*** Reading passage ***
Find guidelines about how to migrate a create_auto_ml_job to create_auto_ml_job_v2 in Migrate a CreateAutoMLJob to CreateAutoMLJobV2.

You can find the best-performing model after you run an AutoML job by calling describe_auto_ml_job_v2 (recommended) or describe_auto_ml_job.

Usage

sagemaker_create_auto_ml_job(AutoMLJobName, InputDataConfig,
  OutputDataConfig, ProblemType, AutoMLJobObjective, AutoMLJobConfig,
  RoleArn, GenerateCandidateDefinitionsOnly, Tags, ModelDeployConfig)

Arguments

AutoMLJobName

[required] Identifies an Autopilot job. The name must be unique to your account and is case insensitive.

InputDataConfig

[required] An array of channel objects that describes the input data and its location. Each channel is a named input source. Similar to InputDataConfig supported by HyperParameterTrainingJobDefinition. Format(s) supported: CSV, Parquet. A minimum of 500 rows is required for the training dataset. There is not a minimum number of rows required for the validation dataset.

OutputDataConfig

[required] Provides information about encryption and the Amazon S3 output path needed to store artifacts from an AutoML job. Format(s) supported: CSV.

ProblemType

Defines the type of supervised learning problem available for the candidates. For more information, see SageMaker Autopilot problem types.

AutoMLJobObjective

Specifies a metric to minimize or maximize as the objective of a job. If not specified, the default objective metric depends on the problem type. See AutoMLJobObjective for the default values.

AutoMLJobConfig

A collection of settings used to configure an AutoML job.

RoleArn

[required] The ARN of the role that is used to access the data.

GenerateCandidateDefinitionsOnly

Generates possible candidates without training the models. A candidate is a combination of data preprocessors, algorithms, and algorithm parameter settings.

Tags

An array of key-value pairs. You can use tags to categorize your Amazon Web Services resources in different ways, for example, by purpose, owner, or environment. For more information, see Tagging Amazon Web ServicesResources. Tag keys must be unique per resource.
*** Provided data ***
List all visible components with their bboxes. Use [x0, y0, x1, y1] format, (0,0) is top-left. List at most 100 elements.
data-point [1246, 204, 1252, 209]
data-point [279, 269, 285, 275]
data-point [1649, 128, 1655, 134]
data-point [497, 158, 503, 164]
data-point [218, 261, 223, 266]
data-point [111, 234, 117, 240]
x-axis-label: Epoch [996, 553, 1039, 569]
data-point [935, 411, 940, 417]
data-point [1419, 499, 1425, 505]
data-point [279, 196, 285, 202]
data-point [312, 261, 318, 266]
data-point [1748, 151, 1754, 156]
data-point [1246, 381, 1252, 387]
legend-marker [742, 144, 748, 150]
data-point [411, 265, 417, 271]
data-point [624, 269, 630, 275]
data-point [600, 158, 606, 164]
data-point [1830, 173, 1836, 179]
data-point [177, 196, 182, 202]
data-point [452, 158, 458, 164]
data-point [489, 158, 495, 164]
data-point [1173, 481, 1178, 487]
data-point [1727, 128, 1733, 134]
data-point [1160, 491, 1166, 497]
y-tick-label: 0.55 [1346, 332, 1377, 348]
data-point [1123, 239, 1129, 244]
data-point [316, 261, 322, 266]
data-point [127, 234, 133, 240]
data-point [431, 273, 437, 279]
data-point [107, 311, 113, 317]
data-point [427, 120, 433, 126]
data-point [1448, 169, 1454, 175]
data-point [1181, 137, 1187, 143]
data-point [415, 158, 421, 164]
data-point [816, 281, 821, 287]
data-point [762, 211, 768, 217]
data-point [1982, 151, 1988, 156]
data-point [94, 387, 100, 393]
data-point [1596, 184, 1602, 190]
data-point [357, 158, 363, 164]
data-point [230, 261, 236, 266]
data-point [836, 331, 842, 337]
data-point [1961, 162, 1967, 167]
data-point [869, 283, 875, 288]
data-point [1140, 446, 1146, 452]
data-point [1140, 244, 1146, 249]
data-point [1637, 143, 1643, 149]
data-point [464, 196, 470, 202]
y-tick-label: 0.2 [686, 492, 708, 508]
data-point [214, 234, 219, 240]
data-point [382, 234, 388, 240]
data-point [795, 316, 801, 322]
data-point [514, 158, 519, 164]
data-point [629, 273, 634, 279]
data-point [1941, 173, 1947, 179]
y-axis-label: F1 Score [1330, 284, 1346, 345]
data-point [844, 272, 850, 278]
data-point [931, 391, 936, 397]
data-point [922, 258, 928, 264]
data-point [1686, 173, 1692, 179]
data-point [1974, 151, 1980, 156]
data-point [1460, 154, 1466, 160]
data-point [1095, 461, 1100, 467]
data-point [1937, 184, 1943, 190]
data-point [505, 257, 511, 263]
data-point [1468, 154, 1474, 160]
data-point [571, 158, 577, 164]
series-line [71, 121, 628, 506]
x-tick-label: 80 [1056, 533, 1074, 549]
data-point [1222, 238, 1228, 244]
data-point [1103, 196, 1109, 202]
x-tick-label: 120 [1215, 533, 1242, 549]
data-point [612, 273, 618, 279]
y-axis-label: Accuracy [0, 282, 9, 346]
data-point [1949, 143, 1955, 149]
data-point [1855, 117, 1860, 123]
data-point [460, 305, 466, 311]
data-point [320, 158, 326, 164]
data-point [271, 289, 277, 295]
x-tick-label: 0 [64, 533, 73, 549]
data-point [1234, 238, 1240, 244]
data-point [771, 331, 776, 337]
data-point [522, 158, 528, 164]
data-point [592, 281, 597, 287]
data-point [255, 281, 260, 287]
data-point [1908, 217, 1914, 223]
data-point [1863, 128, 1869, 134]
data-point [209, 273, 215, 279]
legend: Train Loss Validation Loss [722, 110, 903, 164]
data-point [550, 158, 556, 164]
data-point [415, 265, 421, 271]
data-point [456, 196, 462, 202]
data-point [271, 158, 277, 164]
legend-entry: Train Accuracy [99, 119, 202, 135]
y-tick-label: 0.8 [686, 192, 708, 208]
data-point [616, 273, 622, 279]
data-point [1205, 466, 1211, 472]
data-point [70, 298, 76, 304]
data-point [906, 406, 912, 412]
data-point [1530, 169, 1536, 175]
***
:: Challenge 1 ::
Write out the passage of the AutoML job reference from "[required] Provides information" up to and including "Format(s) supported: CSV.", word for word.
:: Challenge 2 ::
Pull out the lines of the entries from the very first one up to and including the line with "data-point [497, 158, 503, 164]", unchanged.
The AutoML job reference and the entries come from separate sources.

:: Correct result 1 ::
[required] Provides information about encryption and the Amazon S3 output path needed to store artifacts from an AutoML job. Format(s) supported: CSV.

:: Correct result 2 ::
List all visible components with their bboxes. Use [x0, y0, x1, y1] format, (0,0) is top-left. List at most 100 elements.
data-point [1246, 204, 1252, 209]
data-point [279, 269, 285, 275]
data-point [1649, 128, 1655, 134]
data-point [497, 158, 503, 164]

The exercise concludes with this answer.